[Begin Information shown]

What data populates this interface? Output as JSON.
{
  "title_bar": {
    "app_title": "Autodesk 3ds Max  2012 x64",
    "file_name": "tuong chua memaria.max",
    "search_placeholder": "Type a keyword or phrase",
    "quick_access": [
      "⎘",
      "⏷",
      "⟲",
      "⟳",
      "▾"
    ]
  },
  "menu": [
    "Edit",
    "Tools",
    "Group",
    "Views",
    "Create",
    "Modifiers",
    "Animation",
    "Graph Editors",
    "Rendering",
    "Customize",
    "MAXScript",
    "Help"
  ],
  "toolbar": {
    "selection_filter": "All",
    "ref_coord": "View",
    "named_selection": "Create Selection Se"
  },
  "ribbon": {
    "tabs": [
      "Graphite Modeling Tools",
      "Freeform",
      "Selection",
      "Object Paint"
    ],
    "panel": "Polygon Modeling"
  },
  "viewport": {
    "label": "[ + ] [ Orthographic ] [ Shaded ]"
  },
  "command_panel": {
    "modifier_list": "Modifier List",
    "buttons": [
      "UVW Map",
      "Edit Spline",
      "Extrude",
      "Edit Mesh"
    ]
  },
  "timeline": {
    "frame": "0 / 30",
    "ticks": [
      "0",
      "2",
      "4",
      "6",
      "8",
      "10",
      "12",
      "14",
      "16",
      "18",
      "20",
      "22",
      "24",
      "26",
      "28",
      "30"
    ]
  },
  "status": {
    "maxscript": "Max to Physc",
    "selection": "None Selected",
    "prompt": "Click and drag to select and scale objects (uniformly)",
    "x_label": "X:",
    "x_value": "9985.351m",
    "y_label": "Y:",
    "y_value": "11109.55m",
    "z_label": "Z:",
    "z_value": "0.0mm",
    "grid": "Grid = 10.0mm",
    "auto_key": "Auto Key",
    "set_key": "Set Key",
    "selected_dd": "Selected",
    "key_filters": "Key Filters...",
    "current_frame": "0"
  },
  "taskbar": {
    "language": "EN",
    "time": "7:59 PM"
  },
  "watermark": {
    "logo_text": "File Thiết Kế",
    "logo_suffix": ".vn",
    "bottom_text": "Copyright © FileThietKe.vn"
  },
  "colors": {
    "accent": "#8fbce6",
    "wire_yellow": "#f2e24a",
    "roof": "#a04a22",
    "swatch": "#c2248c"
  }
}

[End Information shown]

Restate each record exactly as written.

What data populates this interface? Output as JSON.
{
  "title_bar": {
    "app_title": "Autodesk 3ds Max  2012 x64",
    "file_name": "tuong chua memaria.max",
    "search_placeholder": "Type a keyword or phrase",
    "quick_access": [
      "⎘",
      "⏷",
      "⟲",
      "⟳",
      "▾"
    ]
  },
  "menu": [
    "Edit",
    "Tools",
    "Group",
    "Views",
    "Create",
    "Modifiers",
    "Animation",
    "Graph Editors",
    "Rendering",
    "Customize",
    "MAXScript",
    "Help"
  ],
  "toolbar": {
    "selection_filter": "All",
    "ref_coord": "View",
    "named_selection": "Create Selection Se"
  },
  "ribbon": {
    "tabs": [
      "Graphite Modeling Tools",
      "Freeform",
      "Selection",
      "Object Paint"
    ],
    "panel": "Polygon Modeling"
  },
  "viewport": {
    "label": "[ + ] [ Orthographic ] [ Shaded ]"
  },
  "command_panel": {
    "modifier_list": "Modifier List",
    "buttons": [
      "UVW Map",
      "Edit Spline",
      "Extrude",
      "Edit Mesh"
    ]
  },
  "timeline": {
    "frame": "0 / 30",
    "ticks": [
      "0",
      "2",
      "4",
      "6",
      "8",
      "10",
      "12",
      "14",
      "16",
      "18",
      "20",
      "22",
      "24",
      "26",
      "28",
      "30"
    ]
  },
  "status": {
    "maxscript": "Max to Physc",
    "selection": "None Selected",
    "prompt": "Click and drag to select and scale objects (uniformly)",
    "x_label": "X:",
    "x_value": "9985.351m",
    "y_label": "Y:",
    "y_value": "11109.55m",
    "z_label": "Z:",
    "z_value": "0.0mm",
    "grid": "Grid = 10.0mm",
    "auto_key": "Auto Key",
    "set_key": "Set Key",
    "selected_dd": "Selected",
    "key_filters": "Key Filters...",
    "current_frame": "0"
  },
  "taskbar": {
    "language": "EN",
    "time": "7:59 PM"
  },
  "watermark": {
    "logo_text": "File Thiết Kế",
    "logo_suffix": ".vn",
    "bottom_text": "Copyright © FileThietKe.vn"
  },
  "colors": {
    "accent": "#8fbce6",
    "wire_yellow": "#f2e24a",
    "roof": "#a04a22",
    "swatch": "#c2248c"
  }
}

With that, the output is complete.